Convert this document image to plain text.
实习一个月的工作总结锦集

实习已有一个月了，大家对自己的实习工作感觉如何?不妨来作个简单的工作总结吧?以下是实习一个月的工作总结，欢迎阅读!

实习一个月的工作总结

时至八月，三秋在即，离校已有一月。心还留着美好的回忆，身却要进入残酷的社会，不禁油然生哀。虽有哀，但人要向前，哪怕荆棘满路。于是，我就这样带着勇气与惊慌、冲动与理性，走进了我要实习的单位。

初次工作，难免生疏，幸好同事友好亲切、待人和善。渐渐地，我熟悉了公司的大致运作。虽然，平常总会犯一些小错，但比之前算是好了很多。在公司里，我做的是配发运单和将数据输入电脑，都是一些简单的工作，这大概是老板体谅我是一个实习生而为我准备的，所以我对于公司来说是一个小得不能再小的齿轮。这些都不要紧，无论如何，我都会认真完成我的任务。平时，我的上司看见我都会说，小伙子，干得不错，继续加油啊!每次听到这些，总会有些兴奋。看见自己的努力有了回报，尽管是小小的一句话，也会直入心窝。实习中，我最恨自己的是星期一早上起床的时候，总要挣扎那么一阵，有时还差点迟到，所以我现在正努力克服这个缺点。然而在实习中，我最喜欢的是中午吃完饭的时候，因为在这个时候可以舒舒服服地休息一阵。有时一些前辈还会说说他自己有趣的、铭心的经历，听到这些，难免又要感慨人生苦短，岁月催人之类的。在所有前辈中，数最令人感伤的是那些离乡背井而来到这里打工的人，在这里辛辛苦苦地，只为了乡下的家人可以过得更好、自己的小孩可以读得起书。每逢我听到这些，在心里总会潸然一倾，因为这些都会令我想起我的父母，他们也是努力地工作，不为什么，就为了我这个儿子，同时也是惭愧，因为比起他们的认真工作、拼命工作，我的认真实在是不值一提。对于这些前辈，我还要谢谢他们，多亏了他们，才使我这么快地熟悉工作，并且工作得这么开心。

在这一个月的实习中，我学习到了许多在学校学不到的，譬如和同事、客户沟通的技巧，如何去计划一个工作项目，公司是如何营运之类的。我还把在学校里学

=======

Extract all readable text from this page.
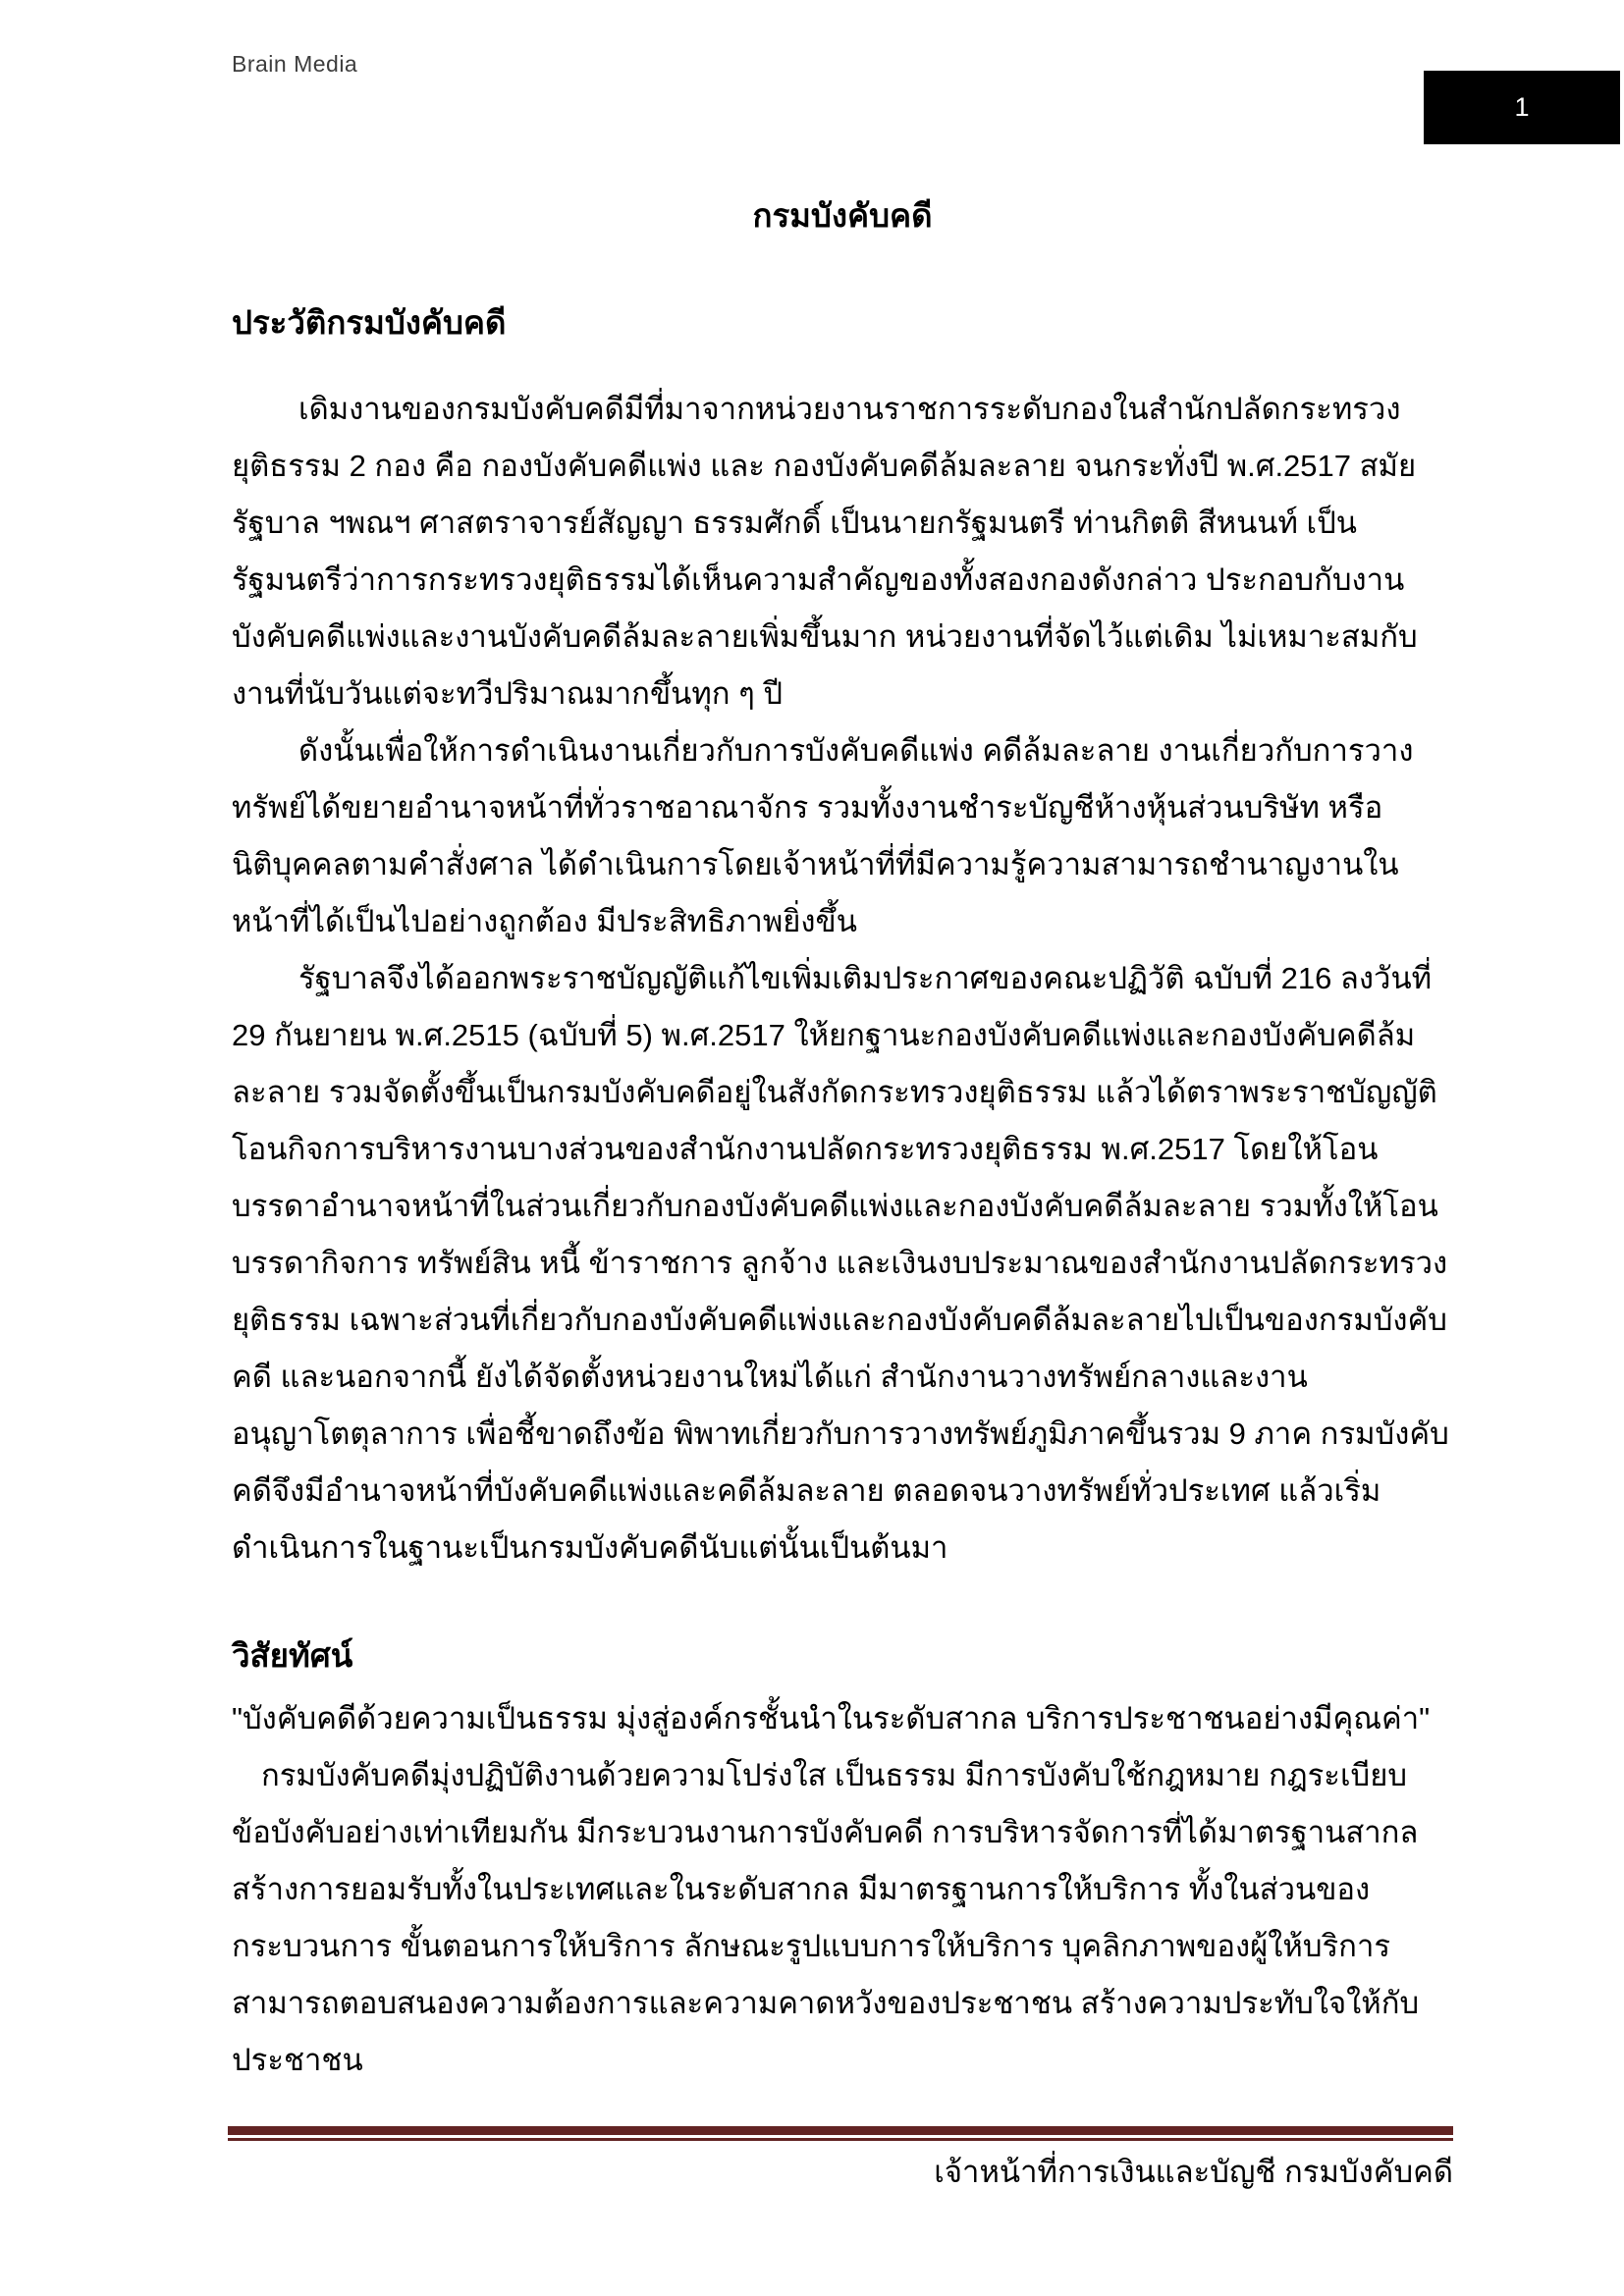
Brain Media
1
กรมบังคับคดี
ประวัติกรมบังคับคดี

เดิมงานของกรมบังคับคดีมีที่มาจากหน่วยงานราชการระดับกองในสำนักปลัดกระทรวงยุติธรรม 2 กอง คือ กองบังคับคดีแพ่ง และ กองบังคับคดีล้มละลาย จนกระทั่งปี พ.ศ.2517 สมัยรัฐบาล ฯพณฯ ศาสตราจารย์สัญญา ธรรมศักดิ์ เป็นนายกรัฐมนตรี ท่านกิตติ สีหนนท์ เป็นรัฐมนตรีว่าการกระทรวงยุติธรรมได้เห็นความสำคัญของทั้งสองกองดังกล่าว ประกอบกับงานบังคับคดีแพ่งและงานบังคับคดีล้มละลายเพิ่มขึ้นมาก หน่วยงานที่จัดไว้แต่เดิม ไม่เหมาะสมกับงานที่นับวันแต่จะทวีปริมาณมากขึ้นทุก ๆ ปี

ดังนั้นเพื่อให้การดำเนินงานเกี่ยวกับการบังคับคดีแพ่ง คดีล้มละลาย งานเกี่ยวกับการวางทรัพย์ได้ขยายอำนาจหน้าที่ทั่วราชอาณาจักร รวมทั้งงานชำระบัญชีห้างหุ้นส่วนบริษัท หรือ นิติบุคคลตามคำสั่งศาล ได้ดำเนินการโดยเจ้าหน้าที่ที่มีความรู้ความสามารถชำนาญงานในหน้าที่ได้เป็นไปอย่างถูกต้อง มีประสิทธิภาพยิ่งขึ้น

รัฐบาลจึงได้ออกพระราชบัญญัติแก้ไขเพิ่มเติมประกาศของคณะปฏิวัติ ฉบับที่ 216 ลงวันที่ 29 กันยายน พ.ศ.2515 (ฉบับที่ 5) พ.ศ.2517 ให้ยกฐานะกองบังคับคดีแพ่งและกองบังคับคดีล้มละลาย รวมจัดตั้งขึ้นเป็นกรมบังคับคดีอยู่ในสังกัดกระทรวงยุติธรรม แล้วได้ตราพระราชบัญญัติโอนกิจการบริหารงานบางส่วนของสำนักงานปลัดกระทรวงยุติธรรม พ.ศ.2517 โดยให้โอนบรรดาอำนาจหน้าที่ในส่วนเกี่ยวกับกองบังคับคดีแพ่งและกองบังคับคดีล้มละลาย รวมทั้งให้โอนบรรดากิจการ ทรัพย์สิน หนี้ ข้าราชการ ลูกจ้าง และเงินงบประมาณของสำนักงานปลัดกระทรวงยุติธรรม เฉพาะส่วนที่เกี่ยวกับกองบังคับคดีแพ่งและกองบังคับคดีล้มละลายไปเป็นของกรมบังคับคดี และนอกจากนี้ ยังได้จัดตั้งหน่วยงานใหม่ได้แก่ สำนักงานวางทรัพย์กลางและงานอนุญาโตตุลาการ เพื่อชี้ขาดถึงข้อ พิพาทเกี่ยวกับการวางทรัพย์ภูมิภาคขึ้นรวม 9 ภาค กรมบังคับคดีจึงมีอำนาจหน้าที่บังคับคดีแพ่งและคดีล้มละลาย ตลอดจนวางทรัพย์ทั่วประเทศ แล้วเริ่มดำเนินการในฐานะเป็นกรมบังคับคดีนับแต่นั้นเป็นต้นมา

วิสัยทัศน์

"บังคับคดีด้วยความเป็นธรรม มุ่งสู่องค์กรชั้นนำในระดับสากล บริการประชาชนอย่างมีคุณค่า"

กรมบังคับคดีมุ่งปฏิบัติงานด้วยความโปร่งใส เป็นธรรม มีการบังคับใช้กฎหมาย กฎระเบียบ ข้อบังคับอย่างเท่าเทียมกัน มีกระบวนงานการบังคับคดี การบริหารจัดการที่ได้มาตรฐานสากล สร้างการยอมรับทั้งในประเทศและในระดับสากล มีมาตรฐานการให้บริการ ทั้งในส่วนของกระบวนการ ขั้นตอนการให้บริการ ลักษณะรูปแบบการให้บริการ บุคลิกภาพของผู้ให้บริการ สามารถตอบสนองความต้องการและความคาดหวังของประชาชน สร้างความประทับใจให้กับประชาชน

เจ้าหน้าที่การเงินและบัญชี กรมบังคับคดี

=======

AIM
State how many lines in the records above contain the word "text", and give only that number.

EXERCISE RESULT
2